> [Requirements] Print every entry exactly as written.

===============

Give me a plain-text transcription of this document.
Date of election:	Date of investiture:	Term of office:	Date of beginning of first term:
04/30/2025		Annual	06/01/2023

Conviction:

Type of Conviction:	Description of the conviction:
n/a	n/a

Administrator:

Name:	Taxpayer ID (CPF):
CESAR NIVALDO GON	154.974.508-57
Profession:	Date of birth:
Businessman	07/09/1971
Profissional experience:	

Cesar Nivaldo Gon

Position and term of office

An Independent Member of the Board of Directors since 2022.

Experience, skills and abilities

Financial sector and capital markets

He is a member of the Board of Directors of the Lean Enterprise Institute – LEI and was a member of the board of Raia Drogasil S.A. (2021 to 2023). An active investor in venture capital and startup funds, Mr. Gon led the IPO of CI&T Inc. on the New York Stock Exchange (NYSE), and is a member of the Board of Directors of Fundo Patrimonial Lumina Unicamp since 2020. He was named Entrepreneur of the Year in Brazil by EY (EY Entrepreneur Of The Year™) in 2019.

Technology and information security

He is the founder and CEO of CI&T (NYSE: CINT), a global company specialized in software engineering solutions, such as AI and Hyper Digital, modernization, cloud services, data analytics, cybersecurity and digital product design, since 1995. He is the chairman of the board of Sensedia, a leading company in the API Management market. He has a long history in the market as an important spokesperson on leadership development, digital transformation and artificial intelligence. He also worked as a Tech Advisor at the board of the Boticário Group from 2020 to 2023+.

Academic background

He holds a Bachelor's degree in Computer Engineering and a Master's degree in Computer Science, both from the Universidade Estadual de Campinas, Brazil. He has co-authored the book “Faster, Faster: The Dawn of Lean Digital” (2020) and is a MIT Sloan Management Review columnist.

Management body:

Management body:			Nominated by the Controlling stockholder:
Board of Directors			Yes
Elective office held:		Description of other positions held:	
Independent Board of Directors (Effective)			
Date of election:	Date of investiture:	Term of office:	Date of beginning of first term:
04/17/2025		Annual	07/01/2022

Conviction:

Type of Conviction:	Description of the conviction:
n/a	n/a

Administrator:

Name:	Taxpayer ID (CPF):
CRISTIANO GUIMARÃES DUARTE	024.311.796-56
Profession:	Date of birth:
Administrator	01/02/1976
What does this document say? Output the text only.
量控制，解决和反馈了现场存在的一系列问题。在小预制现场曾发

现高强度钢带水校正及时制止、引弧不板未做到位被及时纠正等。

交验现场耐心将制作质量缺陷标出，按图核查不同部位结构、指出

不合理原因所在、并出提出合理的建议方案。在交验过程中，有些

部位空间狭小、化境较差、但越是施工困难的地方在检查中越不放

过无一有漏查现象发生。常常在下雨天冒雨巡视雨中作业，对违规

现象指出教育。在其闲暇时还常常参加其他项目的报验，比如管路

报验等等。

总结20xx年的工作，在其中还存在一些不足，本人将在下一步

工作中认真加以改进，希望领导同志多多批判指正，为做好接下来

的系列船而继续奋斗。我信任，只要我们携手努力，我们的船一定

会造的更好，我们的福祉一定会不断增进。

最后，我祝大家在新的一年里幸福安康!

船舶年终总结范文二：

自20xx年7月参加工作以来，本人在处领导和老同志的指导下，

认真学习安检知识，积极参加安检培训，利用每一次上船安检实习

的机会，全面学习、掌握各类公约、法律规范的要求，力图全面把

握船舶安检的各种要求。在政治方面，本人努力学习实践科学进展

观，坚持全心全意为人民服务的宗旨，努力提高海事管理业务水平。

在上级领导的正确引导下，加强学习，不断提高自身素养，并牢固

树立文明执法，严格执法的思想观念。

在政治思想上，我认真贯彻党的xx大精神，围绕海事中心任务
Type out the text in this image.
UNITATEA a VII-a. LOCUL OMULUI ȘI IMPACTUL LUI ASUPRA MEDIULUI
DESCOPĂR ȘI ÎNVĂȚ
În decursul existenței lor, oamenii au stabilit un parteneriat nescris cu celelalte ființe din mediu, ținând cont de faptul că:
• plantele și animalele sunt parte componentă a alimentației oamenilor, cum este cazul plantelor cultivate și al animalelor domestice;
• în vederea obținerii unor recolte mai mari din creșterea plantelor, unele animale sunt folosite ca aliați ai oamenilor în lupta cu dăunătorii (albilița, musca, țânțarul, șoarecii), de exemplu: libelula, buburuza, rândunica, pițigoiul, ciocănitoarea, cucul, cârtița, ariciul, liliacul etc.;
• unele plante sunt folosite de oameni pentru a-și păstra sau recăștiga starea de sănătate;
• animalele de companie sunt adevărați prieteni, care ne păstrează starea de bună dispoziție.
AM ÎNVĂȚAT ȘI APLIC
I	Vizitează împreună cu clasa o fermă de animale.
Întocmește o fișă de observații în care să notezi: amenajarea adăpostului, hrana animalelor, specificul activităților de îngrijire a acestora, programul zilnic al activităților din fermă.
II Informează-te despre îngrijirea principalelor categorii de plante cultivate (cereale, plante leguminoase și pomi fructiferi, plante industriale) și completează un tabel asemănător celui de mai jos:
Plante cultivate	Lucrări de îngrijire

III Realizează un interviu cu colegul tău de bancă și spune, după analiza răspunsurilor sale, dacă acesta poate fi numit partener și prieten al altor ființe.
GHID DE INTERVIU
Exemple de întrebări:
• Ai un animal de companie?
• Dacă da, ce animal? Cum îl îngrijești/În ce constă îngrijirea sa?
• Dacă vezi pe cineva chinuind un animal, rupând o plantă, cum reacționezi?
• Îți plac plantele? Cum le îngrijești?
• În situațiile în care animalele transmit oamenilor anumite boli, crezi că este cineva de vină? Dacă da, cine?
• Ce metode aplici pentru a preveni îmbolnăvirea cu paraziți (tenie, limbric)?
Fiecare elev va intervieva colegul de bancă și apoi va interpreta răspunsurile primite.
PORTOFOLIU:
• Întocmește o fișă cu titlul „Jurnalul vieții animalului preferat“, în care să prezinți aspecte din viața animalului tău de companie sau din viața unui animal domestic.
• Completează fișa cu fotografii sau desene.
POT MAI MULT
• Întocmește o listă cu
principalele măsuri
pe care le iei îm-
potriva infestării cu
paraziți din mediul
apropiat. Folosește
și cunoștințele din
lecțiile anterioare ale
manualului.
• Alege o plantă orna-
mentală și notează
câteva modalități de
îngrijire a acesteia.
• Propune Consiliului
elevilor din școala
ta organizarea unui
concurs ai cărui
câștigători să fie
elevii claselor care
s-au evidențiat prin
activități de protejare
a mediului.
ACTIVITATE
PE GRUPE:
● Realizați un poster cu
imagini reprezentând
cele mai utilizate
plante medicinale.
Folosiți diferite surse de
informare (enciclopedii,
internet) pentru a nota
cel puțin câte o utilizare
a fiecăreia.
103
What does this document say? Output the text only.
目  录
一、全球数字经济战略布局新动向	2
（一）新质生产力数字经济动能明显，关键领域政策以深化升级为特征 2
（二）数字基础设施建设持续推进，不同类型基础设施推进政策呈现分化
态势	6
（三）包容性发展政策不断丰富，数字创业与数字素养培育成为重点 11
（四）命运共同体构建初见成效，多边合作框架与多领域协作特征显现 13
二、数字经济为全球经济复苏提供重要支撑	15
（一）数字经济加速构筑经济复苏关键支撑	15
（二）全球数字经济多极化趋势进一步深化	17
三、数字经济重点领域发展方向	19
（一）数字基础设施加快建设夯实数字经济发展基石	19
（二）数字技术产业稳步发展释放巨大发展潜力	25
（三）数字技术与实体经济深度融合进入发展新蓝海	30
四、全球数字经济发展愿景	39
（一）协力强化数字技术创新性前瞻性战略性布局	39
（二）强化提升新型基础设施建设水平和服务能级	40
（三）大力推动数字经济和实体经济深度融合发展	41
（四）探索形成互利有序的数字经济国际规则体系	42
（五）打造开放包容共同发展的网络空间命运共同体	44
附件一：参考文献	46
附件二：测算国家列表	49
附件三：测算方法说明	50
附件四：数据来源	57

===============

> [Response for this exercise]
Give me a plain-text transcription of this document.
Date of election:	Date of investiture:	Term of office:	Date of beginning of first term:
04/30/2025		Annual	06/01/2023

Conviction:

Type of Conviction:	Description of the conviction:
n/a	n/a

Administrator:

Name:	Taxpayer ID (CPF):
CESAR NIVALDO GON	154.974.508-57
Profession:	Date of birth:
Businessman	07/09/1971
Profissional experience:	

Cesar Nivaldo Gon

Position and term of office

An Independent Member of the Board of Directors since 2022.

Experience, skills and abilities

Financial sector and capital markets

He is a member of the Board of Directors of the Lean Enterprise Institute – LEI and was a member of the board of Raia Drogasil S.A. (2021 to 2023). An active investor in venture capital and startup funds, Mr. Gon led the IPO of CI&T Inc. on the New York Stock Exchange (NYSE), and is a member of the Board of Directors of Fundo Patrimonial Lumina Unicamp since 2020. He was named Entrepreneur of the Year in Brazil by EY (EY Entrepreneur Of The Year™) in 2019.

Technology and information security

He is the founder and CEO of CI&T (NYSE: CINT), a global company specialized in software engineering solutions, such as AI and Hyper Digital, modernization, cloud services, data analytics, cybersecurity and digital product design, since 1995. He is the chairman of the board of Sensedia, a leading company in the API Management market. He has a long history in the market as an important spokesperson on leadership development, digital transformation and artificial intelligence. He also worked as a Tech Advisor at the board of the Boticário Group from 2020 to 2023+.

Academic background

He holds a Bachelor's degree in Computer Engineering and a Master's degree in Computer Science, both from the Universidade Estadual de Campinas, Brazil. He has co-authored the book “Faster, Faster: The Dawn of Lean Digital” (2020) and is a MIT Sloan Management Review columnist.

Management body:

Management body:			Nominated by the Controlling stockholder:
Board of Directors			Yes
Elective office held:		Description of other positions held:	
Independent Board of Directors (Effective)			
Date of election:	Date of investiture:	Term of office:	Date of beginning of first term:
04/17/2025		Annual	07/01/2022

Conviction:

Type of Conviction:	Description of the conviction:
n/a	n/a

Administrator:

Name:	Taxpayer ID (CPF):
CRISTIANO GUIMARÃES DUARTE	024.311.796-56
Profession:	Date of birth:
Administrator	01/02/1976
What does this document say? Output the text only.
量控制，解决和反馈了现场存在的一系列问题。在小预制现场曾发

现高强度钢带水校正及时制止、引弧不板未做到位被及时纠正等。

交验现场耐心将制作质量缺陷标出，按图核查不同部位结构、指出

不合理原因所在、并出提出合理的建议方案。在交验过程中，有些

部位空间狭小、化境较差、但越是施工困难的地方在检查中越不放

过无一有漏查现象发生。常常在下雨天冒雨巡视雨中作业，对违规

现象指出教育。在其闲暇时还常常参加其他项目的报验，比如管路

报验等等。

总结20xx年的工作，在其中还存在一些不足，本人将在下一步

工作中认真加以改进，希望领导同志多多批判指正，为做好接下来

的系列船而继续奋斗。我信任，只要我们携手努力，我们的船一定

会造的更好，我们的福祉一定会不断增进。

最后，我祝大家在新的一年里幸福安康!

船舶年终总结范文二：

自20xx年7月参加工作以来，本人在处领导和老同志的指导下，

认真学习安检知识，积极参加安检培训，利用每一次上船安检实习

的机会，全面学习、掌握各类公约、法律规范的要求，力图全面把

握船舶安检的各种要求。在政治方面，本人努力学习实践科学进展

观，坚持全心全意为人民服务的宗旨，努力提高海事管理业务水平。

在上级领导的正确引导下，加强学习，不断提高自身素养，并牢固

树立文明执法，严格执法的思想观念。

在政治思想上，我认真贯彻党的xx大精神，围绕海事中心任务
Type out the text in this image.
UNITATEA a VII-a. LOCUL OMULUI ȘI IMPACTUL LUI ASUPRA MEDIULUI
DESCOPĂR ȘI ÎNVĂȚ
În decursul existenței lor, oamenii au stabilit un parteneriat nescris cu celelalte ființe din mediu, ținând cont de faptul că:
• plantele și animalele sunt parte componentă a alimentației oamenilor, cum este cazul plantelor cultivate și al animalelor domestice;
• în vederea obținerii unor recolte mai mari din creșterea plantelor, unele animale sunt folosite ca aliați ai oamenilor în lupta cu dăunătorii (albilița, musca, țânțarul, șoarecii), de exemplu: libelula, buburuza, rândunica, pițigoiul, ciocănitoarea, cucul, cârtița, ariciul, liliacul etc.;
• unele plante sunt folosite de oameni pentru a-și păstra sau recăștiga starea de sănătate;
• animalele de companie sunt adevărați prieteni, care ne păstrează starea de bună dispoziție.
AM ÎNVĂȚAT ȘI APLIC
I	Vizitează împreună cu clasa o fermă de animale.
Întocmește o fișă de observații în care să notezi: amenajarea adăpostului, hrana animalelor, specificul activităților de îngrijire a acestora, programul zilnic al activităților din fermă.
II Informează-te despre îngrijirea principalelor categorii de plante cultivate (cereale, plante leguminoase și pomi fructiferi, plante industriale) și completează un tabel asemănător celui de mai jos:
Plante cultivate	Lucrări de îngrijire

III Realizează un interviu cu colegul tău de bancă și spune, după analiza răspunsurilor sale, dacă acesta poate fi numit partener și prieten al altor ființe.
GHID DE INTERVIU
Exemple de întrebări:
• Ai un animal de companie?
• Dacă da, ce animal? Cum îl îngrijești/În ce constă îngrijirea sa?
• Dacă vezi pe cineva chinuind un animal, rupând o plantă, cum reacționezi?
• Îți plac plantele? Cum le îngrijești?
• În situațiile în care animalele transmit oamenilor anumite boli, crezi că este cineva de vină? Dacă da, cine?
• Ce metode aplici pentru a preveni îmbolnăvirea cu paraziți (tenie, limbric)?
Fiecare elev va intervieva colegul de bancă și apoi va interpreta răspunsurile primite.
PORTOFOLIU:
• Întocmește o fișă cu titlul „Jurnalul vieții animalului preferat“, în care să prezinți aspecte din viața animalului tău de companie sau din viața unui animal domestic.
• Completează fișa cu fotografii sau desene.
POT MAI MULT
• Întocmește o listă cu
principalele măsuri
pe care le iei îm-
potriva infestării cu
paraziți din mediul
apropiat. Folosește
și cunoștințele din
lecțiile anterioare ale
manualului.
• Alege o plantă orna-
mentală și notează
câteva modalități de
îngrijire a acesteia.
• Propune Consiliului
elevilor din școala
ta organizarea unui
concurs ai cărui
câștigători să fie
elevii claselor care
s-au evidențiat prin
activități de protejare
a mediului.
ACTIVITATE
PE GRUPE:
● Realizați un poster cu
imagini reprezentând
cele mai utilizate
plante medicinale.
Folosiți diferite surse de
informare (enciclopedii,
internet) pentru a nota
cel puțin câte o utilizare
a fiecăreia.
103
What does this document say? Output the text only.
目  录
一、全球数字经济战略布局新动向	2
（一）新质生产力数字经济动能明显，关键领域政策以深化升级为特征 2
（二）数字基础设施建设持续推进，不同类型基础设施推进政策呈现分化
态势	6
（三）包容性发展政策不断丰富，数字创业与数字素养培育成为重点 11
（四）命运共同体构建初见成效，多边合作框架与多领域协作特征显现 13
二、数字经济为全球经济复苏提供重要支撑	15
（一）数字经济加速构筑经济复苏关键支撑	15
（二）全球数字经济多极化趋势进一步深化	17
三、数字经济重点领域发展方向	19
（一）数字基础设施加快建设夯实数字经济发展基石	19
（二）数字技术产业稳步发展释放巨大发展潜力	25
（三）数字技术与实体经济深度融合进入发展新蓝海	30
四、全球数字经济发展愿景	39
（一）协力强化数字技术创新性前瞻性战略性布局	39
（二）强化提升新型基础设施建设水平和服务能级	40
（三）大力推动数字经济和实体经济深度融合发展	41
（四）探索形成互利有序的数字经济国际规则体系	42
（五）打造开放包容共同发展的网络空间命运共同体	44
附件一：参考文献	46
附件二：测算国家列表	49
附件三：测算方法说明	50
附件四：数据来源	57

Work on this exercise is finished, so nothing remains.